* start Working data *

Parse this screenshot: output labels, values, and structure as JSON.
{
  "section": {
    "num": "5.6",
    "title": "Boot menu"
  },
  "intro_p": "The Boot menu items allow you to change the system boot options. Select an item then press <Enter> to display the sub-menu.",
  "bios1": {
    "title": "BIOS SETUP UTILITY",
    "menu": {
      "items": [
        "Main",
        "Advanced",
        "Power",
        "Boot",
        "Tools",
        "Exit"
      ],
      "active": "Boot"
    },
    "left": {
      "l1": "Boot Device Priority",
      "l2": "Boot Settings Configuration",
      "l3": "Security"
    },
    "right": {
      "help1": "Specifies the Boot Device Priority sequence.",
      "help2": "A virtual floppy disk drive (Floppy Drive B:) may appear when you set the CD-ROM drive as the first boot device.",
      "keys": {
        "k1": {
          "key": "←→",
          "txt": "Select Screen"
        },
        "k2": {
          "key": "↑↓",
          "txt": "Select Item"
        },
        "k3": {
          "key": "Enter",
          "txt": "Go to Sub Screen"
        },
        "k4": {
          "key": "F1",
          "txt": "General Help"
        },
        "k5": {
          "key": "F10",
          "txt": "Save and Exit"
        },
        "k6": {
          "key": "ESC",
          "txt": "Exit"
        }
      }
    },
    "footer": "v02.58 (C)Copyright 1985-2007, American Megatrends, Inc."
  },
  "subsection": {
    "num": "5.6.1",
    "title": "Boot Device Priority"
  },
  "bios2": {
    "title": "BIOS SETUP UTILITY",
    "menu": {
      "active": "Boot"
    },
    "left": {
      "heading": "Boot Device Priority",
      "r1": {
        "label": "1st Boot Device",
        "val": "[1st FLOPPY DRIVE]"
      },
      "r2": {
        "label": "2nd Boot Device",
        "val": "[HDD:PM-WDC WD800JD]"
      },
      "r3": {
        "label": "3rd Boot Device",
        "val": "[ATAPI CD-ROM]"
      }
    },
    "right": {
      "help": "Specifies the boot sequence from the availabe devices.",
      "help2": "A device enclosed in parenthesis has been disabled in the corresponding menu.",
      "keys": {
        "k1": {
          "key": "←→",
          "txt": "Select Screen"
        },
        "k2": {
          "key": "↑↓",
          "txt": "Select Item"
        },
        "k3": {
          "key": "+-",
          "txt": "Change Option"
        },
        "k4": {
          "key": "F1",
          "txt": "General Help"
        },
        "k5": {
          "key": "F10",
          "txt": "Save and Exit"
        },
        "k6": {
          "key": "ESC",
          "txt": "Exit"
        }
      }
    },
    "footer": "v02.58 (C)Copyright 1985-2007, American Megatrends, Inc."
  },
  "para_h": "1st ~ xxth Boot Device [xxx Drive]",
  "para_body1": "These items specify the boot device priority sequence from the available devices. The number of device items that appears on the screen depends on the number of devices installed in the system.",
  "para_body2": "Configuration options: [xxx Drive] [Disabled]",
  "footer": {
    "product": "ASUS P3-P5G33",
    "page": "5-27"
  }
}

* end Working data *

### Exercise
Extract the complete listing verbatim.

### Correct output
Parse this screenshot: output labels, values, and structure as JSON.
{
  "section": {
    "num": "5.6",
    "title": "Boot menu"
  },
  "intro_p": "The Boot menu items allow you to change the system boot options. Select an item then press <Enter> to display the sub-menu.",
  "bios1": {
    "title": "BIOS SETUP UTILITY",
    "menu": {
      "items": [
        "Main",
        "Advanced",
        "Power",
        "Boot",
        "Tools",
        "Exit"
      ],
      "active": "Boot"
    },
    "left": {
      "l1": "Boot Device Priority",
      "l2": "Boot Settings Configuration",
      "l3": "Security"
    },
    "right": {
      "help1": "Specifies the Boot Device Priority sequence.",
      "help2": "A virtual floppy disk drive (Floppy Drive B:) may appear when you set the CD-ROM drive as the first boot device.",
      "keys": {
        "k1": {
          "key": "←→",
          "txt": "Select Screen"
        },
        "k2": {
          "key": "↑↓",
          "txt": "Select Item"
        },
        "k3": {
          "key": "Enter",
          "txt": "Go to Sub Screen"
        },
        "k4": {
          "key": "F1",
          "txt": "General Help"
        },
        "k5": {
          "key": "F10",
          "txt": "Save and Exit"
        },
        "k6": {
          "key": "ESC",
          "txt": "Exit"
        }
      }
    },
    "footer": "v02.58 (C)Copyright 1985-2007, American Megatrends, Inc."
  },
  "subsection": {
    "num": "5.6.1",
    "title": "Boot Device Priority"
  },
  "bios2": {
    "title": "BIOS SETUP UTILITY",
    "menu": {
      "active": "Boot"
    },
    "left": {
      "heading": "Boot Device Priority",
      "r1": {
        "label": "1st Boot Device",
        "val": "[1st FLOPPY DRIVE]"
      },
      "r2": {
        "label": "2nd Boot Device",
        "val": "[HDD:PM-WDC WD800JD]"
      },
      "r3": {
        "label": "3rd Boot Device",
        "val": "[ATAPI CD-ROM]"
      }
    },
    "right": {
      "help": "Specifies the boot sequence from the availabe devices.",
      "help2": "A device enclosed in parenthesis has been disabled in the corresponding menu.",
      "keys": {
        "k1": {
          "key": "←→",
          "txt": "Select Screen"
        },
        "k2": {
          "key": "↑↓",
          "txt": "Select Item"
        },
        "k3": {
          "key": "+-",
          "txt": "Change Option"
        },
        "k4": {
          "key": "F1",
          "txt": "General Help"
        },
        "k5": {
          "key": "F10",
          "txt": "Save and Exit"
        },
        "k6": {
          "key": "ESC",
          "txt": "Exit"
        }
      }
    },
    "footer": "v02.58 (C)Copyright 1985-2007, American Megatrends, Inc."
  },
  "para_h": "1st ~ xxth Boot Device [xxx Drive]",
  "para_body1": "These items specify the boot device priority sequence from the available devices. The number of device items that appears on the screen depends on the number of devices installed in the system.",
  "para_body2": "Configuration options: [xxx Drive] [Disabled]",
  "footer": {
    "product": "ASUS P3-P5G33",
    "page": "5-27"
  }
}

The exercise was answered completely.